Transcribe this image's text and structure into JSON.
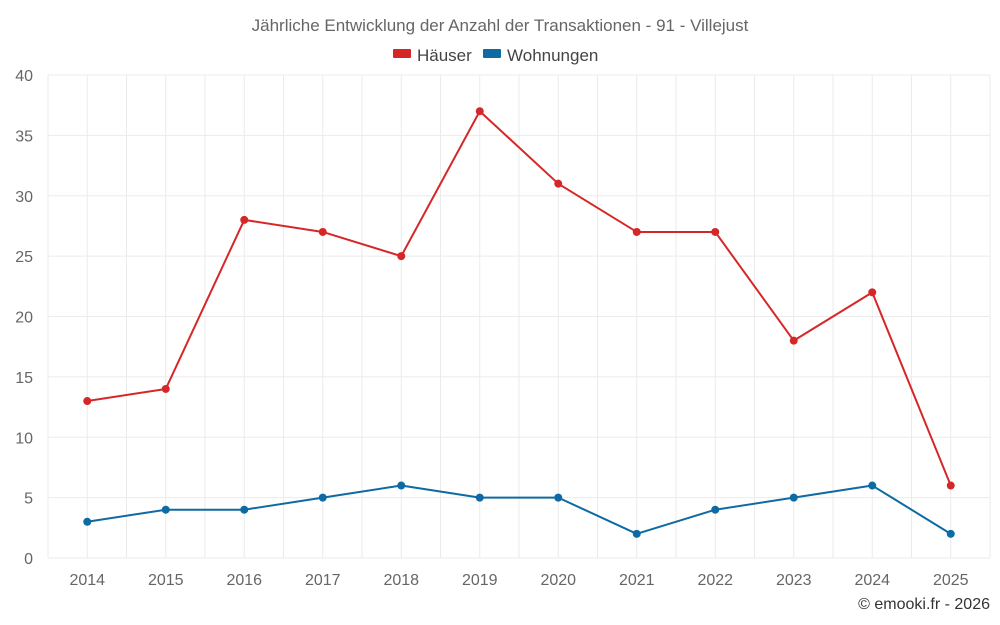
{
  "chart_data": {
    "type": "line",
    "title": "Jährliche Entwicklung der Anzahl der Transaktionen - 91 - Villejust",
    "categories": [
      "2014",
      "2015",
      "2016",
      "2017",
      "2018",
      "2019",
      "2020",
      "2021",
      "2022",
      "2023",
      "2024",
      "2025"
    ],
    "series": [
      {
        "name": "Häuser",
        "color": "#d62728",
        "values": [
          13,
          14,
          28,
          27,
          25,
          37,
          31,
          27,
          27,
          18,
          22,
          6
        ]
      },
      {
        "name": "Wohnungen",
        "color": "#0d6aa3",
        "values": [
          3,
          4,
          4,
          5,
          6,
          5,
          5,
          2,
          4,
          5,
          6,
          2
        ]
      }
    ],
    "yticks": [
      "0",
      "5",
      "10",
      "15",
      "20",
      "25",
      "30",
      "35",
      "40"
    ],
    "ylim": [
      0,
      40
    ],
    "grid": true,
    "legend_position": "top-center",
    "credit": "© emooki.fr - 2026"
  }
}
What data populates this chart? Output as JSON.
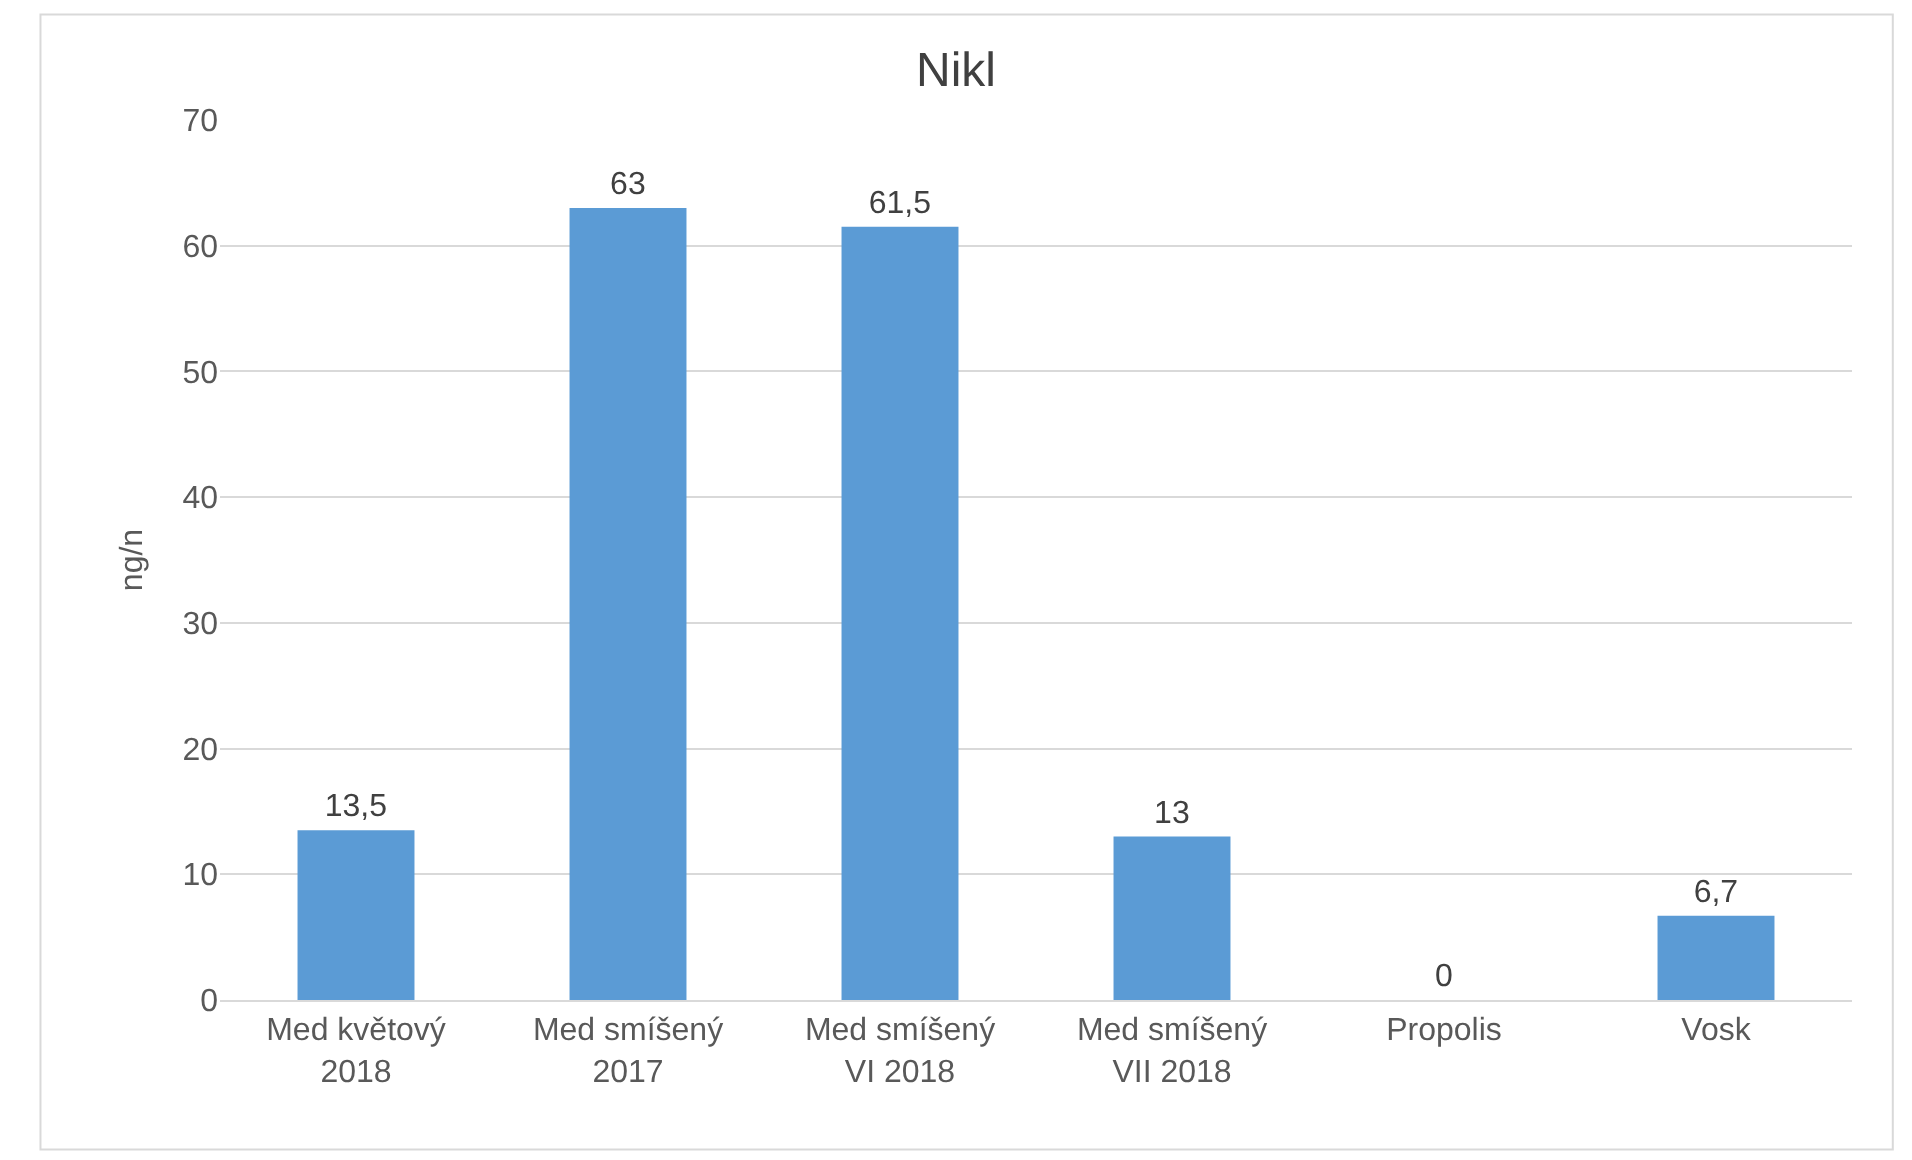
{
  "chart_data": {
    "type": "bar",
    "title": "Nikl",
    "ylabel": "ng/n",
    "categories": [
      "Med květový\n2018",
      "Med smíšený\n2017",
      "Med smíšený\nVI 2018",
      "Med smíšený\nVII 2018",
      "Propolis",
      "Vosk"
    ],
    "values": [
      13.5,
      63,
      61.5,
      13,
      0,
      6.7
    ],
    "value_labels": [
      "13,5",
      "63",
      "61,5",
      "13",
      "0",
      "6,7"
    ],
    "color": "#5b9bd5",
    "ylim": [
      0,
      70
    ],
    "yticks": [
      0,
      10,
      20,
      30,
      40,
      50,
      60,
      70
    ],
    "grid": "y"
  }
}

::::::::

Your output should consist solely of the lines from the line containing "What data populates" through the end of the data above, copied exactly, with images removed.

§ The response
What data populates this chart? Output as JSON.
{
  "chart_data": {
    "type": "bar",
    "title": "Nikl",
    "ylabel": "ng/n",
    "categories": [
      "Med květový\n2018",
      "Med smíšený\n2017",
      "Med smíšený\nVI 2018",
      "Med smíšený\nVII 2018",
      "Propolis",
      "Vosk"
    ],
    "values": [
      13.5,
      63,
      61.5,
      13,
      0,
      6.7
    ],
    "value_labels": [
      "13,5",
      "63",
      "61,5",
      "13",
      "0",
      "6,7"
    ],
    "color": "#5b9bd5",
    "ylim": [
      0,
      70
    ],
    "yticks": [
      0,
      10,
      20,
      30,
      40,
      50,
      60,
      70
    ],
    "grid": "y"
  }
}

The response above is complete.